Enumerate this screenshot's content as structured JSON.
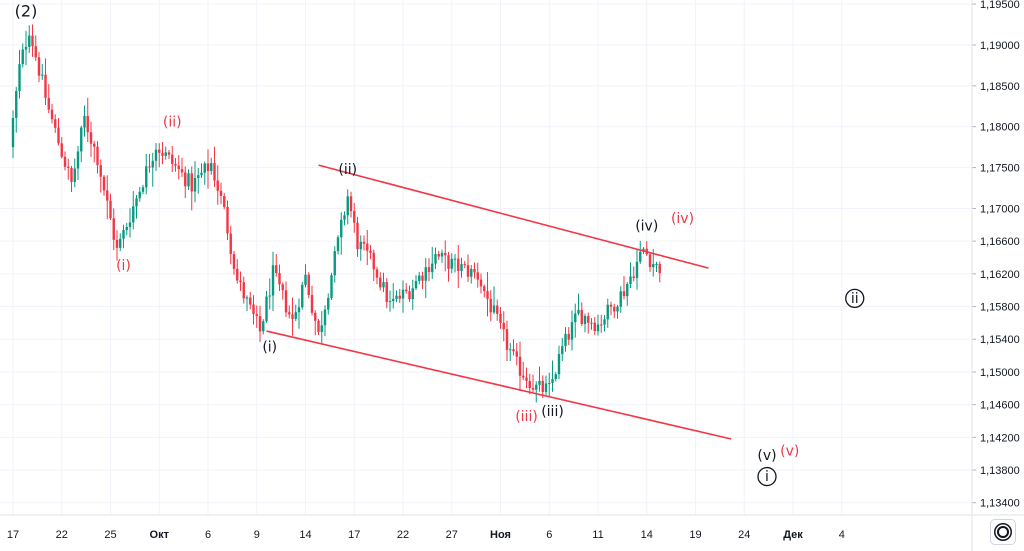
{
  "chart_data": {
    "type": "candlestick",
    "title": "",
    "xlabel": "",
    "ylabel": "",
    "ylim": [
      1.1325,
      1.1955
    ],
    "grid": true,
    "y_ticks": [
      "1,19500",
      "1,19000",
      "1,18500",
      "1,18000",
      "1,17500",
      "1,17000",
      "1,16600",
      "1,16200",
      "1,15800",
      "1,15400",
      "1,15000",
      "1,14600",
      "1,14200",
      "1,13800",
      "1,13400"
    ],
    "x_ticks": [
      "17",
      "22",
      "25",
      "Окт",
      "6",
      "9",
      "14",
      "17",
      "22",
      "27",
      "Ноя",
      "6",
      "11",
      "14",
      "19",
      "24",
      "Дек",
      "4"
    ],
    "x_tick_index": [
      0,
      15,
      30,
      45,
      60,
      75,
      90,
      105,
      120,
      135,
      150,
      165,
      180,
      195,
      210,
      225,
      240,
      255
    ],
    "bars_per_tick": 15,
    "path": [
      [
        0,
        1.1775
      ],
      [
        3,
        1.1872
      ],
      [
        6,
        1.192
      ],
      [
        12,
        1.182
      ],
      [
        19,
        1.173
      ],
      [
        23,
        1.181
      ],
      [
        27,
        1.1762
      ],
      [
        33,
        1.1648
      ],
      [
        45,
        1.1778
      ],
      [
        56,
        1.1728
      ],
      [
        62,
        1.1755
      ],
      [
        66,
        1.1696
      ],
      [
        70,
        1.1612
      ],
      [
        77,
        1.1549
      ],
      [
        81,
        1.162
      ],
      [
        87,
        1.1562
      ],
      [
        91,
        1.1617
      ],
      [
        95,
        1.1545
      ],
      [
        99,
        1.162
      ],
      [
        104,
        1.1715
      ],
      [
        107,
        1.1658
      ],
      [
        112,
        1.163
      ],
      [
        117,
        1.1582
      ],
      [
        123,
        1.16
      ],
      [
        131,
        1.1642
      ],
      [
        137,
        1.163
      ],
      [
        144,
        1.1618
      ],
      [
        148,
        1.158
      ],
      [
        152,
        1.1542
      ],
      [
        156,
        1.1508
      ],
      [
        162,
        1.148
      ],
      [
        166,
        1.1478
      ],
      [
        170,
        1.1528
      ],
      [
        175,
        1.1572
      ],
      [
        181,
        1.1558
      ],
      [
        189,
        1.16
      ],
      [
        195,
        1.165
      ],
      [
        199,
        1.1628
      ]
    ],
    "channel_upper": [
      [
        94,
        1.1753
      ],
      [
        214,
        1.1627
      ]
    ],
    "channel_lower": [
      [
        78,
        1.155
      ],
      [
        221,
        1.1418
      ]
    ],
    "labels": [
      {
        "text": "(2)",
        "i": 4,
        "y": 1.1935,
        "color": "#131722",
        "size": "big"
      },
      {
        "text": "(ii)",
        "i": 49,
        "y": 1.18,
        "color": "#f23645"
      },
      {
        "text": "(i)",
        "i": 34,
        "y": 1.1625,
        "color": "#f23645"
      },
      {
        "text": "(ii)",
        "i": 103,
        "y": 1.1742,
        "color": "#131722"
      },
      {
        "text": "(i)",
        "i": 79,
        "y": 1.1525,
        "color": "#131722"
      },
      {
        "text": "(iv)",
        "i": 195,
        "y": 1.1673,
        "color": "#131722"
      },
      {
        "text": "(iv)",
        "i": 206,
        "y": 1.1682,
        "color": "#f23645"
      },
      {
        "text": "(iii)",
        "i": 158,
        "y": 1.144,
        "color": "#f23645"
      },
      {
        "text": "(iii)",
        "i": 166,
        "y": 1.1446,
        "color": "#131722"
      },
      {
        "text": "(v)",
        "i": 232,
        "y": 1.1392,
        "color": "#131722"
      },
      {
        "text": "(v)",
        "i": 239,
        "y": 1.1398,
        "color": "#f23645"
      }
    ],
    "circled": [
      {
        "text": "ii",
        "i": 259,
        "y": 1.159
      },
      {
        "text": "i",
        "i": 232,
        "y": 1.1372
      }
    ],
    "colors": {
      "up": "#089981",
      "down": "#f23645",
      "channel": "#f23645",
      "grid": "#f0f3fa",
      "axis": "#e0e3eb"
    }
  }
}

———

# [AIM OF THE TASK]
Quote the records in their entirety, keeping the wording exact and excluding pictures.

# [WORKED ANSWER]
Enumerate this screenshot's content as structured JSON.
{
  "chart_data": {
    "type": "candlestick",
    "title": "",
    "xlabel": "",
    "ylabel": "",
    "ylim": [
      1.1325,
      1.1955
    ],
    "grid": true,
    "y_ticks": [
      "1,19500",
      "1,19000",
      "1,18500",
      "1,18000",
      "1,17500",
      "1,17000",
      "1,16600",
      "1,16200",
      "1,15800",
      "1,15400",
      "1,15000",
      "1,14600",
      "1,14200",
      "1,13800",
      "1,13400"
    ],
    "x_ticks": [
      "17",
      "22",
      "25",
      "Окт",
      "6",
      "9",
      "14",
      "17",
      "22",
      "27",
      "Ноя",
      "6",
      "11",
      "14",
      "19",
      "24",
      "Дек",
      "4"
    ],
    "x_tick_index": [
      0,
      15,
      30,
      45,
      60,
      75,
      90,
      105,
      120,
      135,
      150,
      165,
      180,
      195,
      210,
      225,
      240,
      255
    ],
    "bars_per_tick": 15,
    "path": [
      [
        0,
        1.1775
      ],
      [
        3,
        1.1872
      ],
      [
        6,
        1.192
      ],
      [
        12,
        1.182
      ],
      [
        19,
        1.173
      ],
      [
        23,
        1.181
      ],
      [
        27,
        1.1762
      ],
      [
        33,
        1.1648
      ],
      [
        45,
        1.1778
      ],
      [
        56,
        1.1728
      ],
      [
        62,
        1.1755
      ],
      [
        66,
        1.1696
      ],
      [
        70,
        1.1612
      ],
      [
        77,
        1.1549
      ],
      [
        81,
        1.162
      ],
      [
        87,
        1.1562
      ],
      [
        91,
        1.1617
      ],
      [
        95,
        1.1545
      ],
      [
        99,
        1.162
      ],
      [
        104,
        1.1715
      ],
      [
        107,
        1.1658
      ],
      [
        112,
        1.163
      ],
      [
        117,
        1.1582
      ],
      [
        123,
        1.16
      ],
      [
        131,
        1.1642
      ],
      [
        137,
        1.163
      ],
      [
        144,
        1.1618
      ],
      [
        148,
        1.158
      ],
      [
        152,
        1.1542
      ],
      [
        156,
        1.1508
      ],
      [
        162,
        1.148
      ],
      [
        166,
        1.1478
      ],
      [
        170,
        1.1528
      ],
      [
        175,
        1.1572
      ],
      [
        181,
        1.1558
      ],
      [
        189,
        1.16
      ],
      [
        195,
        1.165
      ],
      [
        199,
        1.1628
      ]
    ],
    "channel_upper": [
      [
        94,
        1.1753
      ],
      [
        214,
        1.1627
      ]
    ],
    "channel_lower": [
      [
        78,
        1.155
      ],
      [
        221,
        1.1418
      ]
    ],
    "labels": [
      {
        "text": "(2)",
        "i": 4,
        "y": 1.1935,
        "color": "#131722",
        "size": "big"
      },
      {
        "text": "(ii)",
        "i": 49,
        "y": 1.18,
        "color": "#f23645"
      },
      {
        "text": "(i)",
        "i": 34,
        "y": 1.1625,
        "color": "#f23645"
      },
      {
        "text": "(ii)",
        "i": 103,
        "y": 1.1742,
        "color": "#131722"
      },
      {
        "text": "(i)",
        "i": 79,
        "y": 1.1525,
        "color": "#131722"
      },
      {
        "text": "(iv)",
        "i": 195,
        "y": 1.1673,
        "color": "#131722"
      },
      {
        "text": "(iv)",
        "i": 206,
        "y": 1.1682,
        "color": "#f23645"
      },
      {
        "text": "(iii)",
        "i": 158,
        "y": 1.144,
        "color": "#f23645"
      },
      {
        "text": "(iii)",
        "i": 166,
        "y": 1.1446,
        "color": "#131722"
      },
      {
        "text": "(v)",
        "i": 232,
        "y": 1.1392,
        "color": "#131722"
      },
      {
        "text": "(v)",
        "i": 239,
        "y": 1.1398,
        "color": "#f23645"
      }
    ],
    "circled": [
      {
        "text": "ii",
        "i": 259,
        "y": 1.159
      },
      {
        "text": "i",
        "i": 232,
        "y": 1.1372
      }
    ],
    "colors": {
      "up": "#089981",
      "down": "#f23645",
      "channel": "#f23645",
      "grid": "#f0f3fa",
      "axis": "#e0e3eb"
    }
  }
}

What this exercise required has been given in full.